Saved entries
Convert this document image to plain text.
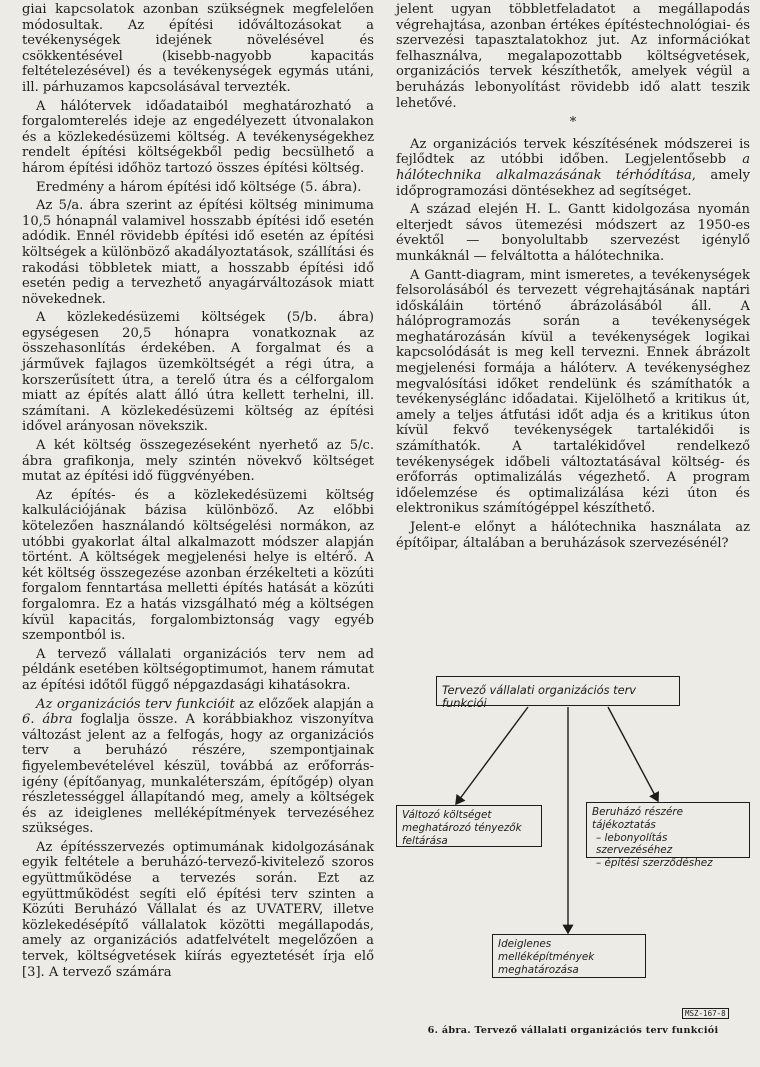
giai kapcsolatok azonban szükségnek megfelelően módosultak. Az építési időváltozásokat a tevékenységek idejének növelésével és csökkentésével (kisebb-nagyobb kapacitás feltételezésével) és a tevékenységek egymás utáni, ill. párhuzamos kapcsolásával tervezték.

A hálótervek időadataiból meghatározható a forgalomterelés ideje az engedélyezett útvonalakon és a közlekedésüzemi költség. A tevékenységekhez rendelt építési költségekből pedig becsülhető a három építési időhöz tartozó összes építési költség.

Eredmény a három építési idő költsége (5. ábra).

Az 5/a. ábra szerint az építési költség minimuma 10,5 hónapnál valamivel hosszabb építési idő esetén adódik. Ennél rövidebb építési idő esetén az építési költségek a különböző akadályoztatások, szállítási és rakodási többletek miatt, a hosszabb építési idő esetén pedig a tervezhető anyagárváltozások miatt növekednek.

A közlekedésüzemi költségek (5/b. ábra) egységesen 20,5 hónapra vonatkoznak az összehasonlítás érdekében. A forgalmat és a járművek fajlagos üzemköltségét a régi útra, a korszerűsített útra, a terelő útra és a célforgalom miatt az építés alatt álló útra kellett terhelni, ill. számítani. A közlekedésüzemi költség az építési idővel arányosan növekszik.

A két költség összegezéseként nyerhető az 5/c. ábra grafikonja, mely szintén növekvő költséget mutat az építési idő függvényében.

Az építés- és a közlekedésüzemi költség kalkulációjának bázisa különböző. Az előbbi kötelezően használandó költségelési normákon, az utóbbi gyakorlat által alkalmazott módszer alapján történt. A költségek megjelenési helye is eltérő. A két költség összegezése azonban érzékelteti a közúti forgalom fenntartása melletti építés hatását a közúti forgalomra. Ez a hatás vizsgálható még a költségen kívül kapacitás, forgalombiztonság vagy egyéb szempontból is.

A tervező vállalati organizációs terv nem ad példánk esetében költségoptimumot, hanem rámutat az építési időtől függő népgazdasági kihatásokra.

Az organizációs terv funkcióit az előzőek alapján a 6. ábra foglalja össze. A korábbiakhoz viszonyítva változást jelent az a felfogás, hogy az organizációs terv a beruházó részére, szempontjainak figyelembevételével készül, továbbá az erőforrás-igény (építőanyag, munkaléterszám, építőgép) olyan részletességgel állapítandó meg, amely a költségek és az ideiglenes melléképítmények tervezéséhez szükséges.

Az építésszervezés optimumának kidolgozásának egyik feltétele a beruházó-tervező-kivitelező szoros együttműködése a tervezés során. Ezt az együttműködést segíti elő építési terv szinten a Közúti Beruházó Vállalat és az UVATERV, illetve közlekedésépítő vállalatok közötti megállapodás, amely az organizációs adatfelvételt megelőzően a tervek, költségvetések kiírás egyeztetését írja elő [3]. A tervező számára

jelent ugyan többletfeladatot a megállapodás végrehajtása, azonban értékes építéstechnológiai- és szervezési tapasztalatokhoz jut. Az információkat felhasználva, megalapozottabb költségvetések, organizációs tervek készíthetők, amelyek végül a beruházás lebonyolítást rövidebb idő alatt teszik lehetővé.

*

Az organizációs tervek készítésének módszerei is fejlődtek az utóbbi időben. Legjelentősebb a hálótechnika alkalmazásának térhódítása, amely időprogramozási döntésekhez ad segítséget.

A század elején H. L. Gantt kidolgozása nyomán elterjedt sávos ütemezési módszert az 1950-es évektől — bonyolultabb szervezést igénylő munkáknál — felváltotta a hálótechnika.

A Gantt-diagram, mint ismeretes, a tevékenységek felsorolásából és tervezett végrehajtásának naptári időskáláin történő ábrázolásából áll. A hálóprogramozás során a tevékenységek meghatározásán kívül a tevékenységek logikai kapcsolódását is meg kell tervezni. Ennek ábrázolt megjelenési formája a hálóterv. A tevékenységhez megvalósítási időket rendelünk és számíthatók a tevékenységlánc időadatai. Kijelölhető a kritikus út, amely a teljes átfutási időt adja és a kritikus úton kívül fekvő tevékenységek tartalékidői is számíthatók. A tartalékidővel rendelkező tevékenységek időbeli változtatásával költség- és erőforrás optimalizálás végezhető. A program időelemzése és optimalizálása kézi úton és elektronikus számítógéppel készíthető.

Jelent-e előnyt a hálótechnika használata az építőipar, általában a beruházások szervezésénél?

Tervező vállalati organizációs terv funkciói
Változó költséget meghatározó tényezők feltárása
Beruházó részére tájékoztatás
– lebonyolítás szervezéséhez
– építési szerződéshez
Ideiglenes melléképítmények meghatározása
MSZ-167-8
6. ábra. Tervező vállalati organizációs terv funkciói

> TASK STATEMENT: What comes back should match the records exactly, minus any pictures.

> REPLY TO THE EXERCISE:
Convert this document image to plain text.
giai kapcsolatok azonban szükségnek megfelelően módosultak. Az építési időváltozásokat a tevékenységek idejének növelésével és csökkentésével (kisebb-nagyobb kapacitás feltételezésével) és a tevékenységek egymás utáni, ill. párhuzamos kapcsolásával tervezték.

A hálótervek időadataiból meghatározható a forgalomterelés ideje az engedélyezett útvonalakon és a közlekedésüzemi költség. A tevékenységekhez rendelt építési költségekből pedig becsülhető a három építési időhöz tartozó összes építési költség.

Eredmény a három építési idő költsége (5. ábra).

Az 5/a. ábra szerint az építési költség minimuma 10,5 hónapnál valamivel hosszabb építési idő esetén adódik. Ennél rövidebb építési idő esetén az építési költségek a különböző akadályoztatások, szállítási és rakodási többletek miatt, a hosszabb építési idő esetén pedig a tervezhető anyagárváltozások miatt növekednek.

A közlekedésüzemi költségek (5/b. ábra) egységesen 20,5 hónapra vonatkoznak az összehasonlítás érdekében. A forgalmat és a járművek fajlagos üzemköltségét a régi útra, a korszerűsített útra, a terelő útra és a célforgalom miatt az építés alatt álló útra kellett terhelni, ill. számítani. A közlekedésüzemi költség az építési idővel arányosan növekszik.

A két költség összegezéseként nyerhető az 5/c. ábra grafikonja, mely szintén növekvő költséget mutat az építési idő függvényében.

Az építés- és a közlekedésüzemi költség kalkulációjának bázisa különböző. Az előbbi kötelezően használandó költségelési normákon, az utóbbi gyakorlat által alkalmazott módszer alapján történt. A költségek megjelenési helye is eltérő. A két költség összegezése azonban érzékelteti a közúti forgalom fenntartása melletti építés hatását a közúti forgalomra. Ez a hatás vizsgálható még a költségen kívül kapacitás, forgalombiztonság vagy egyéb szempontból is.

A tervező vállalati organizációs terv nem ad példánk esetében költségoptimumot, hanem rámutat az építési időtől függő népgazdasági kihatásokra.

Az organizációs terv funkcióit az előzőek alapján a 6. ábra foglalja össze. A korábbiakhoz viszonyítva változást jelent az a felfogás, hogy az organizációs terv a beruházó részére, szempontjainak figyelembevételével készül, továbbá az erőforrás-igény (építőanyag, munkaléterszám, építőgép) olyan részletességgel állapítandó meg, amely a költségek és az ideiglenes melléképítmények tervezéséhez szükséges.

Az építésszervezés optimumának kidolgozásának egyik feltétele a beruházó-tervező-kivitelező szoros együttműködése a tervezés során. Ezt az együttműködést segíti elő építési terv szinten a Közúti Beruházó Vállalat és az UVATERV, illetve közlekedésépítő vállalatok közötti megállapodás, amely az organizációs adatfelvételt megelőzően a tervek, költségvetések kiírás egyeztetését írja elő [3]. A tervező számára

jelent ugyan többletfeladatot a megállapodás végrehajtása, azonban értékes építéstechnológiai- és szervezési tapasztalatokhoz jut. Az információkat felhasználva, megalapozottabb költségvetések, organizációs tervek készíthetők, amelyek végül a beruházás lebonyolítást rövidebb idő alatt teszik lehetővé.

*

Az organizációs tervek készítésének módszerei is fejlődtek az utóbbi időben. Legjelentősebb a hálótechnika alkalmazásának térhódítása, amely időprogramozási döntésekhez ad segítséget.

A század elején H. L. Gantt kidolgozása nyomán elterjedt sávos ütemezési módszert az 1950-es évektől — bonyolultabb szervezést igénylő munkáknál — felváltotta a hálótechnika.

A Gantt-diagram, mint ismeretes, a tevékenységek felsorolásából és tervezett végrehajtásának naptári időskáláin történő ábrázolásából áll. A hálóprogramozás során a tevékenységek meghatározásán kívül a tevékenységek logikai kapcsolódását is meg kell tervezni. Ennek ábrázolt megjelenési formája a hálóterv. A tevékenységhez megvalósítási időket rendelünk és számíthatók a tevékenységlánc időadatai. Kijelölhető a kritikus út, amely a teljes átfutási időt adja és a kritikus úton kívül fekvő tevékenységek tartalékidői is számíthatók. A tartalékidővel rendelkező tevékenységek időbeli változtatásával költség- és erőforrás optimalizálás végezhető. A program időelemzése és optimalizálása kézi úton és elektronikus számítógéppel készíthető.

Jelent-e előnyt a hálótechnika használata az építőipar, általában a beruházások szervezésénél?

Tervező vállalati organizációs terv funkciói
Változó költséget meghatározó tényezők feltárása
Beruházó részére tájékoztatás
– lebonyolítás szervezéséhez
– építési szerződéshez
Ideiglenes melléképítmények meghatározása
MSZ-167-8
6. ábra. Tervező vállalati organizációs terv funkciói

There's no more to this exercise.